:: What you need to do ::
Every line holding the string "response" should be copied out of the listing.
::::::
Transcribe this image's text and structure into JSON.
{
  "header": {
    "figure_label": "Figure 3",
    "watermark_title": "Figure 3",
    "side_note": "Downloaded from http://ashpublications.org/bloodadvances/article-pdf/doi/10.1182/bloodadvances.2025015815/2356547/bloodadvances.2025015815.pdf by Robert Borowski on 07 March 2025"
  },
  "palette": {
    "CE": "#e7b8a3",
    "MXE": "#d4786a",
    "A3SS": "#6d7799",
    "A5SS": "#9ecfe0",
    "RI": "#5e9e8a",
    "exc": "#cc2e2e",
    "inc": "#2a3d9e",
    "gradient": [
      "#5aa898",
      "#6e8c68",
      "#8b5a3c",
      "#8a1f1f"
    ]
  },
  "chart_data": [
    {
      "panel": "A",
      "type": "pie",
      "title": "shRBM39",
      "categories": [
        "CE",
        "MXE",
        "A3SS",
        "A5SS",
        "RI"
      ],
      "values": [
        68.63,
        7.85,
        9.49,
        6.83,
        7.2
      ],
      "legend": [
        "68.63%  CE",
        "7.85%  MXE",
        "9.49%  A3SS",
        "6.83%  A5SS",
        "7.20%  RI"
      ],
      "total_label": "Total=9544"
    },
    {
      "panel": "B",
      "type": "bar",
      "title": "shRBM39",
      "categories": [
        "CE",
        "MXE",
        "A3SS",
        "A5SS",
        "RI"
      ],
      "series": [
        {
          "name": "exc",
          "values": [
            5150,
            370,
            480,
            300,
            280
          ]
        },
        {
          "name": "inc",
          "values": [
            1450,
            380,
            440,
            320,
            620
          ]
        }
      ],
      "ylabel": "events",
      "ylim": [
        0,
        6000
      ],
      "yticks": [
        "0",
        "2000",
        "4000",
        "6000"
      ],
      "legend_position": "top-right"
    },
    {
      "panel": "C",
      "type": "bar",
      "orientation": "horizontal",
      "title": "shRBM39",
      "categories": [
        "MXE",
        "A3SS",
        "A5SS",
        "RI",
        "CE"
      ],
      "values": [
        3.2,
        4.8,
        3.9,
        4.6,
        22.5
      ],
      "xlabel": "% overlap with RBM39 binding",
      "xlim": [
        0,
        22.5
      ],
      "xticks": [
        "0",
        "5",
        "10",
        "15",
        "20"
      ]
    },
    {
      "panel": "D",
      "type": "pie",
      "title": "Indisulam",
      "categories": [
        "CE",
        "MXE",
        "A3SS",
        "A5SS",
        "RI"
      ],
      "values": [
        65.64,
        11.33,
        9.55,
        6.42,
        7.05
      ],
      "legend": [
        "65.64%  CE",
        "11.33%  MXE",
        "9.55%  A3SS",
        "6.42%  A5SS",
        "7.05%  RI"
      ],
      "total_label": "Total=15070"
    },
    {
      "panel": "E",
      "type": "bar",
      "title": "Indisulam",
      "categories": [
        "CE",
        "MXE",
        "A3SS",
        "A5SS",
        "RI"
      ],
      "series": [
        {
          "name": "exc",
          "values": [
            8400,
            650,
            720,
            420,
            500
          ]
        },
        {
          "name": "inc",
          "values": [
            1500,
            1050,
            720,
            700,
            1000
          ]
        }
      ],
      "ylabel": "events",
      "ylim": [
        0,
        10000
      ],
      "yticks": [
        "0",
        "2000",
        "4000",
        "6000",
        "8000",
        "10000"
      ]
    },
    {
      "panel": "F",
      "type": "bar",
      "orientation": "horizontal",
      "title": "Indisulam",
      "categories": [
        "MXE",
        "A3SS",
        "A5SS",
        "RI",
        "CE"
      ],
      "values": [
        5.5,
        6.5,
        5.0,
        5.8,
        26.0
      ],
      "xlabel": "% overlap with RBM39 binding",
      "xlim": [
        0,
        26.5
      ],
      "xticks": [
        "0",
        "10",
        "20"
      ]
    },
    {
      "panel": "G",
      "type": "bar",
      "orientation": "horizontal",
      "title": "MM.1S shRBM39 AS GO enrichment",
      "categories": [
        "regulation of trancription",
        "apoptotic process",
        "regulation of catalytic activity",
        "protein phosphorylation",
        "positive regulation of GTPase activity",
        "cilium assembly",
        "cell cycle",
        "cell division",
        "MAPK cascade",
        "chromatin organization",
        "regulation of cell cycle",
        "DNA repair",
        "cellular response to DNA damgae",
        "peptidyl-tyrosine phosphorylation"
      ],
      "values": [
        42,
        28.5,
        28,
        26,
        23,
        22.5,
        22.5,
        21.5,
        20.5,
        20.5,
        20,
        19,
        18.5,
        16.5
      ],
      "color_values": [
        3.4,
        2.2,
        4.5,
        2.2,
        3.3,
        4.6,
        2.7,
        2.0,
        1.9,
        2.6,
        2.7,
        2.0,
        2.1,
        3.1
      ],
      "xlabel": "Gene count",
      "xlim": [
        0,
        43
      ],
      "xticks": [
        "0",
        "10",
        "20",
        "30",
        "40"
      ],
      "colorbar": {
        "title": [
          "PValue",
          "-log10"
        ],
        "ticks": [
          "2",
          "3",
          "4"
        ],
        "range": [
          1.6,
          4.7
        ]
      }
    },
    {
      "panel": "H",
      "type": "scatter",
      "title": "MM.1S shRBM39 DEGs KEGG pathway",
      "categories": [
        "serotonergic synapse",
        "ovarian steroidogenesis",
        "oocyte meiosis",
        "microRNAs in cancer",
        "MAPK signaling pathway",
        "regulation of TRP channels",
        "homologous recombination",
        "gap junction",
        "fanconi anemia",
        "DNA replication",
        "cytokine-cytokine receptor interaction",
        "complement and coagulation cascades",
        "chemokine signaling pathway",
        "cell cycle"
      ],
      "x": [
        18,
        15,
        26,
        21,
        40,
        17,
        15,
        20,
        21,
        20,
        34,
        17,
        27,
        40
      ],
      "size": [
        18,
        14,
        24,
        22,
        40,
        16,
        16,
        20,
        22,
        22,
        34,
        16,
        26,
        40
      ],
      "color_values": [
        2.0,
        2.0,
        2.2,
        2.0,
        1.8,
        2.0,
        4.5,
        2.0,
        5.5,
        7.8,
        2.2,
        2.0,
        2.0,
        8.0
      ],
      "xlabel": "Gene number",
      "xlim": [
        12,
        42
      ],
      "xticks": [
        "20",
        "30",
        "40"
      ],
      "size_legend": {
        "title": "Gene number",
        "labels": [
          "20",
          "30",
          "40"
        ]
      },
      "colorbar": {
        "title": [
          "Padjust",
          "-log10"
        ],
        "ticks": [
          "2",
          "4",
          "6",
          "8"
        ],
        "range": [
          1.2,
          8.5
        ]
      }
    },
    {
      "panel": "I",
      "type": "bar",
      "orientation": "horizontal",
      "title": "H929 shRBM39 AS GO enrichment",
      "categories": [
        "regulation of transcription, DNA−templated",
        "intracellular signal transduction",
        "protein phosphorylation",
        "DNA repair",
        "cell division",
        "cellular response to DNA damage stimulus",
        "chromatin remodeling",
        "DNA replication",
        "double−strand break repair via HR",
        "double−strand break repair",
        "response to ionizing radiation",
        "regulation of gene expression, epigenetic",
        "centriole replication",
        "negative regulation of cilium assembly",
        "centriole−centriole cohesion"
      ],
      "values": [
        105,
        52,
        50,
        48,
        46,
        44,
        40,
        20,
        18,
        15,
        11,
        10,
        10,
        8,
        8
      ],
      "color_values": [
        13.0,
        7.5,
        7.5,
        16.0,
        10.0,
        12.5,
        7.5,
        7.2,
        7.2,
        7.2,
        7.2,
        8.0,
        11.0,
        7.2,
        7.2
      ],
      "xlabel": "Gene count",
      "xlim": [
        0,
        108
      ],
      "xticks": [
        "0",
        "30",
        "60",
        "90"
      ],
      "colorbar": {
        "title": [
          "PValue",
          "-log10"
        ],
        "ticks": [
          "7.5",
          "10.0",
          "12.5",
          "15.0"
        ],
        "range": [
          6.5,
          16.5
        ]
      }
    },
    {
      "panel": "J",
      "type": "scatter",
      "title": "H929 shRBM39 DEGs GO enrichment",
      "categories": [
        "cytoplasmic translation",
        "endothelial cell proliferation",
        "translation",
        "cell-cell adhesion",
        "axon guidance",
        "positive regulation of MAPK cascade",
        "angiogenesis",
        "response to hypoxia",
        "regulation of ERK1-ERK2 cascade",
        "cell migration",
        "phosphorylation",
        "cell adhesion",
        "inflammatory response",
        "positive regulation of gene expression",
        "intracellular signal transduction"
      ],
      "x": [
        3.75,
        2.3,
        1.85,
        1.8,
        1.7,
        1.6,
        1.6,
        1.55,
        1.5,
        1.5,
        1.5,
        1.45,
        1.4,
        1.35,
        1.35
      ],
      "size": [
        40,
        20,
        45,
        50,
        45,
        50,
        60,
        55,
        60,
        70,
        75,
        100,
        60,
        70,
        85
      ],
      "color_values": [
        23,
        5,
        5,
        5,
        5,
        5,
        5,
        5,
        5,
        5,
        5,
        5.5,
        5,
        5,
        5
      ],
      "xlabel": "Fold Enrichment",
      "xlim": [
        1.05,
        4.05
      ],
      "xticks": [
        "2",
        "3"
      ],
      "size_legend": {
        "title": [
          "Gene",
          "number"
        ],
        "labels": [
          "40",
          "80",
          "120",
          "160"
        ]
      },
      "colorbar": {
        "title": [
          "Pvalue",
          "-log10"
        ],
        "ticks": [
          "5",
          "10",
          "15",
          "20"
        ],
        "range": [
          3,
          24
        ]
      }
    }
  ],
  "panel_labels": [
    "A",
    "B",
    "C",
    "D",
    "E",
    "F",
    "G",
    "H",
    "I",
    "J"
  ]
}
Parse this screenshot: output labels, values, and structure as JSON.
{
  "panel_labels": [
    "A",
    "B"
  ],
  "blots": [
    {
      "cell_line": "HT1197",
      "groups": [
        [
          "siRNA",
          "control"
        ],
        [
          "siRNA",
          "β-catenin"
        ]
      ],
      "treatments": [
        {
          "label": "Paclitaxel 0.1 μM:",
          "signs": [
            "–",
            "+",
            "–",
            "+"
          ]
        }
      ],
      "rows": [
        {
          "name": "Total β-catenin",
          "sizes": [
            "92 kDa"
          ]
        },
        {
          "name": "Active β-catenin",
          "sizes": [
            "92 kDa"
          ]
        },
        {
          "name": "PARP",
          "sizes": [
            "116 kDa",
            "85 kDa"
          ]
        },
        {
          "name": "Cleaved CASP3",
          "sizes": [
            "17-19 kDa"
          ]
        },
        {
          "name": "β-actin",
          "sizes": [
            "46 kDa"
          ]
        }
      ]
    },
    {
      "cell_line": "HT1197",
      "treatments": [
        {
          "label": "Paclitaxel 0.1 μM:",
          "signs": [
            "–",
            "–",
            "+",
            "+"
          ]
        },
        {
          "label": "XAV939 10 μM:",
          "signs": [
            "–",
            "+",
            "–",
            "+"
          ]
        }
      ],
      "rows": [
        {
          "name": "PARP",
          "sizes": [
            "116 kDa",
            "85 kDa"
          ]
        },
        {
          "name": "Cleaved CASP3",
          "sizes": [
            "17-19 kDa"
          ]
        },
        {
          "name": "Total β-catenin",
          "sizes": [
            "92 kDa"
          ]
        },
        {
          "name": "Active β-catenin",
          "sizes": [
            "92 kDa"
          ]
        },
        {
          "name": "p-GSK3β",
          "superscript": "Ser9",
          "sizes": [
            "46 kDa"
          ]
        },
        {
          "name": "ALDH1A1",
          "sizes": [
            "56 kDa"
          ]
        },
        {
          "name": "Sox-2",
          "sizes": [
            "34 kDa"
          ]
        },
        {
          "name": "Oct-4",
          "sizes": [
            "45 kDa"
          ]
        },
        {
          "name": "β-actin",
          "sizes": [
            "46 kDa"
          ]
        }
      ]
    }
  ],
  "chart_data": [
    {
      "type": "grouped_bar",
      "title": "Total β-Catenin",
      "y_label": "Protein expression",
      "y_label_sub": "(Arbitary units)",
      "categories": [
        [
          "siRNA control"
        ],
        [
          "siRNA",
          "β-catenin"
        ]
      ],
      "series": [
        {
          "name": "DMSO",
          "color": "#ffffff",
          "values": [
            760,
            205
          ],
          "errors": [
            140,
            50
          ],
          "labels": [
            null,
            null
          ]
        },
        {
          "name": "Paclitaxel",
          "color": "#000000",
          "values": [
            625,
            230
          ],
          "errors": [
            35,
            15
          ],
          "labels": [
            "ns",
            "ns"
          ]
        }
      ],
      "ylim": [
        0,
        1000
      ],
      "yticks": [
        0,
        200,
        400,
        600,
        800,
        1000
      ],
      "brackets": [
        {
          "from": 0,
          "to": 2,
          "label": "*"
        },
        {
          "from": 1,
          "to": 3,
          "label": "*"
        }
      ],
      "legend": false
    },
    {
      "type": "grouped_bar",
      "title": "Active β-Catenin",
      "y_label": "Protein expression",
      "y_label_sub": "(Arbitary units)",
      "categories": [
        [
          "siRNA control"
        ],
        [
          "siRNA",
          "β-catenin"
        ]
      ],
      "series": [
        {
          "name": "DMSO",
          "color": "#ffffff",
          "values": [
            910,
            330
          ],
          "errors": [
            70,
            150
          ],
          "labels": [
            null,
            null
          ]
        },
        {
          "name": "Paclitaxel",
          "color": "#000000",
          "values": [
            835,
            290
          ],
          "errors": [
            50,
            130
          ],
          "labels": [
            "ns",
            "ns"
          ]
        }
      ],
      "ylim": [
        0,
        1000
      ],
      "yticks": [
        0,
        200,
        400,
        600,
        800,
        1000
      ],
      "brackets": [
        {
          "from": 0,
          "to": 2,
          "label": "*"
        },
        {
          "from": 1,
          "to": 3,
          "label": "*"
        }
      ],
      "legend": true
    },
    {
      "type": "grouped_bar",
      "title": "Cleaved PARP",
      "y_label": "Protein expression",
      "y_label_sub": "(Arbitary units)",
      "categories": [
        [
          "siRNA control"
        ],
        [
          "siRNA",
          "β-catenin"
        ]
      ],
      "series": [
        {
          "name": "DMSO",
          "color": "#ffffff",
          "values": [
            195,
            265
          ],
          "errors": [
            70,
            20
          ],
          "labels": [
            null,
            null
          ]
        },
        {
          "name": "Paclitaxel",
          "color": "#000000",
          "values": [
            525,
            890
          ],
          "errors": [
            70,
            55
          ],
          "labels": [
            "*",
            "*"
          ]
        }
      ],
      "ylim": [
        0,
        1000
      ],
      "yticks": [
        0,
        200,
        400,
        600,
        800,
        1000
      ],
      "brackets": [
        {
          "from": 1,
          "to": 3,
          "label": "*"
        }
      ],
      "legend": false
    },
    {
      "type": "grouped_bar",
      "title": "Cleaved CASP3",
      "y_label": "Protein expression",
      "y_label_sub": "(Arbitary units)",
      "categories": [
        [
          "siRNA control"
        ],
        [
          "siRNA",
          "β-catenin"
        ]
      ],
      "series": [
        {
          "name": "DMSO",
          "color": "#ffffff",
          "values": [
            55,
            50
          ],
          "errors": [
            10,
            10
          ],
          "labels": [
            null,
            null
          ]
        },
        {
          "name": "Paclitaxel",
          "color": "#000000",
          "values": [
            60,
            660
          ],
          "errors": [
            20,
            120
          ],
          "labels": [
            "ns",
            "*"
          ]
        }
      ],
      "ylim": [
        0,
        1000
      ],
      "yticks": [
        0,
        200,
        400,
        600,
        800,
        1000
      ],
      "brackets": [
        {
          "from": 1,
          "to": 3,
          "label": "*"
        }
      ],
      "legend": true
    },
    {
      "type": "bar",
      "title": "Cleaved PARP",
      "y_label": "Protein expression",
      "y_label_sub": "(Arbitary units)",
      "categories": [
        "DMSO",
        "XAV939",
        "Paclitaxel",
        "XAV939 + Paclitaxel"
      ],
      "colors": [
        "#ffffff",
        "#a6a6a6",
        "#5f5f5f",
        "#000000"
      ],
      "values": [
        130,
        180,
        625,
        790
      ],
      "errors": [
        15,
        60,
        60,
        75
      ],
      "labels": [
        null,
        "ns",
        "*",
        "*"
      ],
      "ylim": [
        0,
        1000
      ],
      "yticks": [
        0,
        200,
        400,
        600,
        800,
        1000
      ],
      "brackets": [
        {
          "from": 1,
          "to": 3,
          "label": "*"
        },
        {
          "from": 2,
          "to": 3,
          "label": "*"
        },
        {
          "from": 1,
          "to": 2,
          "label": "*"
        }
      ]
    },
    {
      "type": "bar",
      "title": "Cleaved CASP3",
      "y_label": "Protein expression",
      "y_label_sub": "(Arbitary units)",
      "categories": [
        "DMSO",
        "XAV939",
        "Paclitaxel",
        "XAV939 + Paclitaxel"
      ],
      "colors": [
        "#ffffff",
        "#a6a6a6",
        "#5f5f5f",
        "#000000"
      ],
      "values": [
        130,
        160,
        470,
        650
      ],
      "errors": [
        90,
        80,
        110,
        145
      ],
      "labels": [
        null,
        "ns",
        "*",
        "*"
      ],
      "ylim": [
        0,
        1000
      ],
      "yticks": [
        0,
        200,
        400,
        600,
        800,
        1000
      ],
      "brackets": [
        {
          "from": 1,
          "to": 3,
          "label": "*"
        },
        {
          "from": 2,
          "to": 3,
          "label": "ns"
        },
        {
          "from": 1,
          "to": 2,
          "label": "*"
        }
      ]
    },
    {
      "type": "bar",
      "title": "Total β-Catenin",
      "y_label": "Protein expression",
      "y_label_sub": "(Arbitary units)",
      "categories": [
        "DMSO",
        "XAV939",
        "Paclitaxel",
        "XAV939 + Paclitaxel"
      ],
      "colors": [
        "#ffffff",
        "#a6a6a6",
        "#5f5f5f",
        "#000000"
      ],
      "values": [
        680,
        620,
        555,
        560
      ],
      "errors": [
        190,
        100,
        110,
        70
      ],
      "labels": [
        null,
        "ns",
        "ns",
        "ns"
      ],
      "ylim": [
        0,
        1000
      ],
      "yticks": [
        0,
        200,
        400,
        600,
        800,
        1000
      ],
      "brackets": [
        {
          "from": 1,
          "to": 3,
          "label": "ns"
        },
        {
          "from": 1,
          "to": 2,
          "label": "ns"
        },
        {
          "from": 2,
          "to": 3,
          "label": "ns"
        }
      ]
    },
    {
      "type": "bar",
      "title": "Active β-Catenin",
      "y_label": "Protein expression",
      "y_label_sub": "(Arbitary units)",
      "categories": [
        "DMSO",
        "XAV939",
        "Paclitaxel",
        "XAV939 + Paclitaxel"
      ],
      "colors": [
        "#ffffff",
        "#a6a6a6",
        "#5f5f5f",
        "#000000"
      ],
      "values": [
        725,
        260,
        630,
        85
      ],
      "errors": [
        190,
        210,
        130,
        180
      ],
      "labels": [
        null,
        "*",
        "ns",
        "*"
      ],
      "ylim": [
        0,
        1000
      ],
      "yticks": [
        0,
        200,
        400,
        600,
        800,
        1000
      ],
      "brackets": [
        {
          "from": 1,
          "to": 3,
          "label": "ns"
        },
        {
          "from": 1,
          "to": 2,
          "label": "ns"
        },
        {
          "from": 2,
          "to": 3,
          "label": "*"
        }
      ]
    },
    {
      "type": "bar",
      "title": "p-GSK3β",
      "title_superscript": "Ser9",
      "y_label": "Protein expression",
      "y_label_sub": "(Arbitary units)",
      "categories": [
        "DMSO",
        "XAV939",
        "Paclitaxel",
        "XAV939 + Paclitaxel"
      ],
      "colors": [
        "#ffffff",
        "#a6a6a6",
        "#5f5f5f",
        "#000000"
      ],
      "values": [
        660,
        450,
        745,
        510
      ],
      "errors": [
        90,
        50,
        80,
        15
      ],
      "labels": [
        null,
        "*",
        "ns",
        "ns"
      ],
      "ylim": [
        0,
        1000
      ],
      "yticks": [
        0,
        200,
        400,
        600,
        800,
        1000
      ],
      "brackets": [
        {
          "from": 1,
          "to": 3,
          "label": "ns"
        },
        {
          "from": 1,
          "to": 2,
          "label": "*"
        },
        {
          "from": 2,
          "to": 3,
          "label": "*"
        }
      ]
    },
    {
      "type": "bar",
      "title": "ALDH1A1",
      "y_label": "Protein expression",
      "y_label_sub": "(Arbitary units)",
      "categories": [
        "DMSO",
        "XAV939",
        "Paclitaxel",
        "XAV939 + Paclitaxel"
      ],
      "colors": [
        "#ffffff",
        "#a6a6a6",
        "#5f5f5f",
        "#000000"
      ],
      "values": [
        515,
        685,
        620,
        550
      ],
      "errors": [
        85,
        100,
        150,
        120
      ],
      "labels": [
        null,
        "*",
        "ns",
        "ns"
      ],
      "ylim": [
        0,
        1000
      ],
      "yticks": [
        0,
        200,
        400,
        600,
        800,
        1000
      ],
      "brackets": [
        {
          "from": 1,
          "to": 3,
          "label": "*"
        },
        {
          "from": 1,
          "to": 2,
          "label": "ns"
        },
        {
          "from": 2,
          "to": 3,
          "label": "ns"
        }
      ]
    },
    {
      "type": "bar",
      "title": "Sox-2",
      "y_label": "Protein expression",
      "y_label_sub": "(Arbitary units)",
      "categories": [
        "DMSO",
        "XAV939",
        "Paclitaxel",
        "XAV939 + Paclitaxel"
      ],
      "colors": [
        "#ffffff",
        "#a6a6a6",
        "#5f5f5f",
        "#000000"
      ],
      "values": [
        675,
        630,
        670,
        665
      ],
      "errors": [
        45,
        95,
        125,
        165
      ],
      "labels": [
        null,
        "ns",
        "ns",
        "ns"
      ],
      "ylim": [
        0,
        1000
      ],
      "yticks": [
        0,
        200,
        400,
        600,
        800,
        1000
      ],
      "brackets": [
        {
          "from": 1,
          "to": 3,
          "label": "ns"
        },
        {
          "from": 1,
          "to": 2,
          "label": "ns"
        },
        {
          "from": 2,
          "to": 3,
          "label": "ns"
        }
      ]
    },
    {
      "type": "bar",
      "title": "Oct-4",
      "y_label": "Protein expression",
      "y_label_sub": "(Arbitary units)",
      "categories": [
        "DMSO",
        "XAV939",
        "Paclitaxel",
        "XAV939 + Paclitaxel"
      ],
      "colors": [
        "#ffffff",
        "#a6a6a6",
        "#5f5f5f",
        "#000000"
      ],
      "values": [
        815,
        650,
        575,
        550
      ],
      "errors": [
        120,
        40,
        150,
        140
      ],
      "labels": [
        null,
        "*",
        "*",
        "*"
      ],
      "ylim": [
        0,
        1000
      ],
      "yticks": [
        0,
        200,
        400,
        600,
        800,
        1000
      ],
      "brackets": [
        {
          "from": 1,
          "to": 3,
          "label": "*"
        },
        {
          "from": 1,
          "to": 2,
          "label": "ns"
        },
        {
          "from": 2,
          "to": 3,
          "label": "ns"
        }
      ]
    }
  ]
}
::::::
:: Answer to this problem ::
        "cellular response to DNA damgae",
        "cellular response to DNA damage stimulus",
        "response to ionizing radiation",
        "response to hypoxia",
        "inflammatory response",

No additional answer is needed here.